** TASK **
The abstract on neural network forecasting below reports several forecasts for the direction of the predicted indicator. List each one, giving its basis and the direction it predicts.

----- EXTRACT TO READ

Neural Network Forecasting of Target Indicators of the Regional Socio-Economic Development

Abstract:

Testing the possibilities of using the standard apparatus of neural networks for predicting the indicators of socio-economic development of regions. The used methodology is based on the standard apparatus of neural networks included in the Statistica software products. Correlation-regression analysis was used as an alternative. The use of the apparatus of neural networks is due to the practical need to supplement the socio-economic processes used to predict the socio-economic processes in the territorial and functional subsystems of countries and macro regions. Expansion of the range of interconnections between systems of various levels required the expansion of methods for predicting the parameters of socio-economic processes. Results. Approbation of the standard apparatus of neural networks was carried out on the example of predicting the dynamics of one of the most significant indicators of socio-economic development of meso-level systems - the total fertility rate. The use of a fairly simple version of the apparatus of neural networks made it possible to establish a fundamentally different version of the dynamics of the predicted indicator, which differs from the expert and "trend" one. At the time of the calculations, the growth of the indicator values in the strategic planning documents of the model region and based on the analysis of the previous trend over a fifteen-year period was predicted. Neural network analysis made it possible to predict a decrease in the birth rate in the medium and long term as one of the possible options. In other words, a pessimistic variant of the development of the demographic situation in the region is not excluded.

----------
----- PROVIDED RECORDS

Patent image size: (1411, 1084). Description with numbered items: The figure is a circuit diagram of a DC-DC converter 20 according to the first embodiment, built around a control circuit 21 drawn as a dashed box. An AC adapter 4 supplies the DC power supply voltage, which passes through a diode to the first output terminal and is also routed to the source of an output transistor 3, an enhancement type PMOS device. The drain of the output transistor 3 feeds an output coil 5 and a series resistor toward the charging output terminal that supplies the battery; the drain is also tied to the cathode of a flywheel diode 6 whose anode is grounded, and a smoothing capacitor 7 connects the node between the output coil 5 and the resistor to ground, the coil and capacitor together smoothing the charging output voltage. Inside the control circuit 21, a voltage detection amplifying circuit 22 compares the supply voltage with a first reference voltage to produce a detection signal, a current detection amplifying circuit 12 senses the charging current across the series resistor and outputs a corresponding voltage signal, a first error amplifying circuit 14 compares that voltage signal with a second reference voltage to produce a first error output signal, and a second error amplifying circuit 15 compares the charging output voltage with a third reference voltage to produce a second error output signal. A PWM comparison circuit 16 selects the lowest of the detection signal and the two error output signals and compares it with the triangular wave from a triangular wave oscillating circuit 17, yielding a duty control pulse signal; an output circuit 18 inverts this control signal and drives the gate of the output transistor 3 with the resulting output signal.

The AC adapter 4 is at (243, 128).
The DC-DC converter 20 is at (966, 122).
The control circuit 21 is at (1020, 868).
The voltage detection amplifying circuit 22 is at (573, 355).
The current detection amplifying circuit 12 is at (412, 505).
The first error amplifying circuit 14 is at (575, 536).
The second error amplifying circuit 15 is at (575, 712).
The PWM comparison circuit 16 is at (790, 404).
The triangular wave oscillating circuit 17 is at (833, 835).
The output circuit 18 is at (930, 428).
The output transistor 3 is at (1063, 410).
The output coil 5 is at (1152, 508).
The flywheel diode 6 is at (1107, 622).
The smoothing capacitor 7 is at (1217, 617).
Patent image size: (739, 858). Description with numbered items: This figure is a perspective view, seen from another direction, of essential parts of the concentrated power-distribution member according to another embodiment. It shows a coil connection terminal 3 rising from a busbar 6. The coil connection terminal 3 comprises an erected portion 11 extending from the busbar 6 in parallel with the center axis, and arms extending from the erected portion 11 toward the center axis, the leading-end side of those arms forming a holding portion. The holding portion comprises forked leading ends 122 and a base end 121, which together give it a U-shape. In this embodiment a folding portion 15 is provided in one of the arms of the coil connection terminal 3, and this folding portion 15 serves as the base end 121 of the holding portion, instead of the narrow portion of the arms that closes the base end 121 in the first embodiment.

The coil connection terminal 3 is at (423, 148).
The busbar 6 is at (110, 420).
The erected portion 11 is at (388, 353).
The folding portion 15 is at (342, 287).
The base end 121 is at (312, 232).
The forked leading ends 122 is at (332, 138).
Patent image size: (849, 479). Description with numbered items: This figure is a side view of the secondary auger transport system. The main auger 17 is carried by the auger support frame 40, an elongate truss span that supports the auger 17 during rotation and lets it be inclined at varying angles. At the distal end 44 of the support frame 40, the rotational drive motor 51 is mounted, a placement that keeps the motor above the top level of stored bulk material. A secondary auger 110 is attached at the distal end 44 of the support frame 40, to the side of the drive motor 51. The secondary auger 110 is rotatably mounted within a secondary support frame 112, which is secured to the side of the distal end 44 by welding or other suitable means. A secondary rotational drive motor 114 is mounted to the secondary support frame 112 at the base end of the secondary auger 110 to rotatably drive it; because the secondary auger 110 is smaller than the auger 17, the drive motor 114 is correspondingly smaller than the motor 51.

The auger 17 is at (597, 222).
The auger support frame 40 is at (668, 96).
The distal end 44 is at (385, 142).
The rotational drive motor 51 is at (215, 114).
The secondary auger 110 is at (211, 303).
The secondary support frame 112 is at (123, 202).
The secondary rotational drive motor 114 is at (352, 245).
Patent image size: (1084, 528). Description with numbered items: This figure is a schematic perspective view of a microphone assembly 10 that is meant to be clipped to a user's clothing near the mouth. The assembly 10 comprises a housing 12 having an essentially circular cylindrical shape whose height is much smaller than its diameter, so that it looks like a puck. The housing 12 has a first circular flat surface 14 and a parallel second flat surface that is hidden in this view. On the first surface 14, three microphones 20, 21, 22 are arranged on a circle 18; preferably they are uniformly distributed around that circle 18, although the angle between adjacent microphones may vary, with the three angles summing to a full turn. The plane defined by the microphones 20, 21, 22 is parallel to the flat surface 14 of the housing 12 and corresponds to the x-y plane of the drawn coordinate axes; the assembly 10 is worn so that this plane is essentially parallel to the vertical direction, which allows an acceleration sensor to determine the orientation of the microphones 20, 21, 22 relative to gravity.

----------

** WRITTEN RESPONSE **
- Strategic planning documents of the model region: growth of the indicator values
- Analysis of the previous trend over a fifteen-year period: growth of the indicator values
- Neural network analysis: a decrease in the birth rate in the medium and long term